TASK STATEMENT: The records that follow are to be copied word for word. Pictures should be omitted.

(Document page image records)

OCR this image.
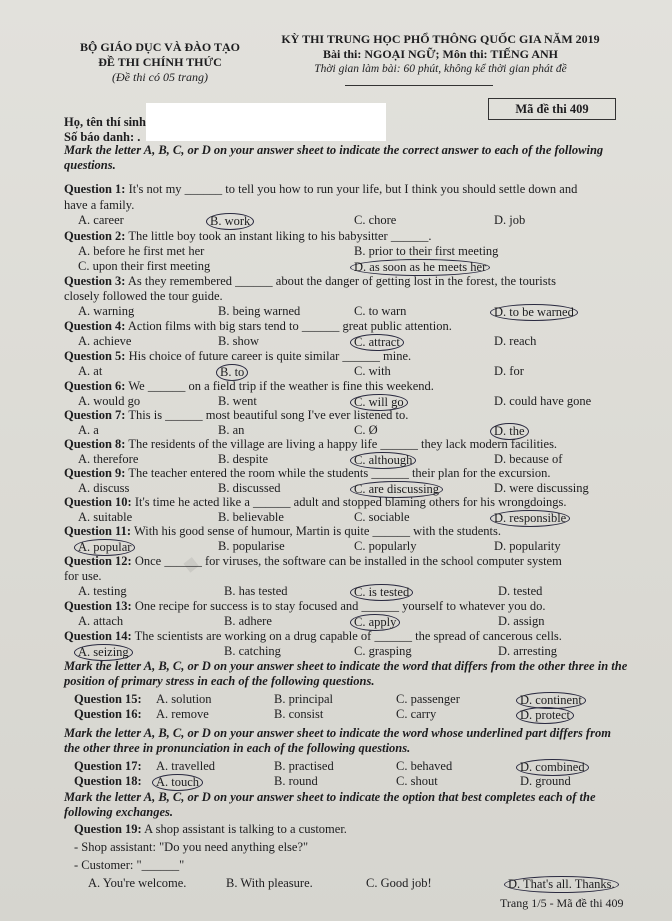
BỘ GIÁO DỤC VÀ ĐÀO TẠO
ĐỀ THI CHÍNH THỨC
(Đề thi có 05 trang)
KỲ THI TRUNG HỌC PHỔ THÔNG QUỐC GIA NĂM 2019
Bài thi: NGOẠI NGỮ; Môn thi: TIẾNG ANH
Thời gian làm bài: 60 phút, không kể thời gian phát đề
Mã đề thi 409
Họ, tên thí sinh
Số báo danh: .
·
Mark the letter A, B, C, or D on your answer sheet to indicate the correct answer to each of the following questions.
Question 1: It's not my ______ to tell you how to run your life, but I think you should settle down and
have a family.
A. career	B. work	C. chore	D. job
Question 2: The little boy took an instant liking to his babysitter ______.
A. before he first met her	B. prior to their first meeting
C. upon their first meeting	D. as soon as he meets her
Question 3: As they remembered ______ about the danger of getting lost in the forest, the tourists
closely followed the tour guide.
A. warning	B. being warned	C. to warn	D. to be warned
Question 4: Action films with big stars tend to ______ great public attention.
A. achieve	B. show	C. attract	D. reach
Question 5: His choice of future career is quite similar ______ mine.
A. at	B. to	C. with	D. for
Question 6: We ______ on a field trip if the weather is fine this weekend.
A. would go	B. went	C. will go	D. could have gone
Question 7: This is ______ most beautiful song I've ever listened to.
A. a	B. an	C. Ø	D. the
Question 8: The residents of the village are living a happy life ______ they lack modern facilities.
A. therefore	B. despite	C. although	D. because of
Question 9: The teacher entered the room while the students ______ their plan for the excursion.
A. discuss	B. discussed	C. are discussing	D. were discussing
Question 10: It's time he acted like a ______ adult and stopped blaming others for his wrongdoings.
A. suitable	B. believable	C. sociable	D. responsible
Question 11: With his good sense of humour, Martin is quite ______ with the students.
A. popular	B. popularise	C. popularly	D. popularity
Question 12: Once ______ for viruses, the software can be installed in the school computer system
for use.
A. testing	B. has tested	C. is tested	D. tested
Question 13: One recipe for success is to stay focused and ______ yourself to whatever you do.
A. attach	B. adhere	C. apply	D. assign
Question 14: The scientists are working on a drug capable of ______ the spread of cancerous cells.
A. seizing	B. catching	C. grasping	D. arresting
Mark the letter A, B, C, or D on your answer sheet to indicate the word that differs from the other three in the position of primary stress in each of the following questions.
Question 15: A. solution	B. principal	C. passenger	D. continent
Question 16: A. remove	B. consist	C. carry	D. protect
Mark the letter A, B, C, or D on your answer sheet to indicate the word whose underlined part differs from the other three in pronunciation in each of the following questions.
Question 17: A. travelled	B. practised	C. behaved	D. combined
Question 18:	A. touch	B. round	C. shout	D. ground
Mark the letter A, B, C, or D on your answer sheet to indicate the option that best completes each of the following exchanges.
Question 19: A shop assistant is talking to a customer.
- Shop assistant: "Do you need anything else?"
- Customer: "______"
A. You're welcome.	B. With pleasure.	C. Good job!	D. That's all. Thanks.
Trang 1/5 - Mã đề thi 409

TASK SOLUTION:
OCR this image.
BỘ GIÁO DỤC VÀ ĐÀO TẠO
ĐỀ THI CHÍNH THỨC
(Đề thi có 05 trang)
KỲ THI TRUNG HỌC PHỔ THÔNG QUỐC GIA NĂM 2019
Bài thi: NGOẠI NGỮ; Môn thi: TIẾNG ANH
Thời gian làm bài: 60 phút, không kể thời gian phát đề
Mã đề thi 409
Họ, tên thí sinh
Số báo danh: .
·
Mark the letter A, B, C, or D on your answer sheet to indicate the correct answer to each of the following questions.
Question 1: It's not my ______ to tell you how to run your life, but I think you should settle down and
have a family.
A. career	B. work	C. chore	D. job
Question 2: The little boy took an instant liking to his babysitter ______.
A. before he first met her	B. prior to their first meeting
C. upon their first meeting	D. as soon as he meets her
Question 3: As they remembered ______ about the danger of getting lost in the forest, the tourists
closely followed the tour guide.
A. warning	B. being warned	C. to warn	D. to be warned
Question 4: Action films with big stars tend to ______ great public attention.
A. achieve	B. show	C. attract	D. reach
Question 5: His choice of future career is quite similar ______ mine.
A. at	B. to	C. with	D. for
Question 6: We ______ on a field trip if the weather is fine this weekend.
A. would go	B. went	C. will go	D. could have gone
Question 7: This is ______ most beautiful song I've ever listened to.
A. a	B. an	C. Ø	D. the
Question 8: The residents of the village are living a happy life ______ they lack modern facilities.
A. therefore	B. despite	C. although	D. because of
Question 9: The teacher entered the room while the students ______ their plan for the excursion.
A. discuss	B. discussed	C. are discussing	D. were discussing
Question 10: It's time he acted like a ______ adult and stopped blaming others for his wrongdoings.
A. suitable	B. believable	C. sociable	D. responsible
Question 11: With his good sense of humour, Martin is quite ______ with the students.
A. popular	B. popularise	C. popularly	D. popularity
Question 12: Once ______ for viruses, the software can be installed in the school computer system
for use.
A. testing	B. has tested	C. is tested	D. tested
Question 13: One recipe for success is to stay focused and ______ yourself to whatever you do.
A. attach	B. adhere	C. apply	D. assign
Question 14: The scientists are working on a drug capable of ______ the spread of cancerous cells.
A. seizing	B. catching	C. grasping	D. arresting
Mark the letter A, B, C, or D on your answer sheet to indicate the word that differs from the other three in the position of primary stress in each of the following questions.
Question 15: A. solution	B. principal	C. passenger	D. continent
Question 16: A. remove	B. consist	C. carry	D. protect
Mark the letter A, B, C, or D on your answer sheet to indicate the word whose underlined part differs from the other three in pronunciation in each of the following questions.
Question 17: A. travelled	B. practised	C. behaved	D. combined
Question 18:	A. touch	B. round	C. shout	D. ground
Mark the letter A, B, C, or D on your answer sheet to indicate the option that best completes each of the following exchanges.
Question 19: A shop assistant is talking to a customer.
- Shop assistant: "Do you need anything else?"
- Customer: "______"
A. You're welcome.	B. With pleasure.	C. Good job!	D. That's all. Thanks.
Trang 1/5 - Mã đề thi 409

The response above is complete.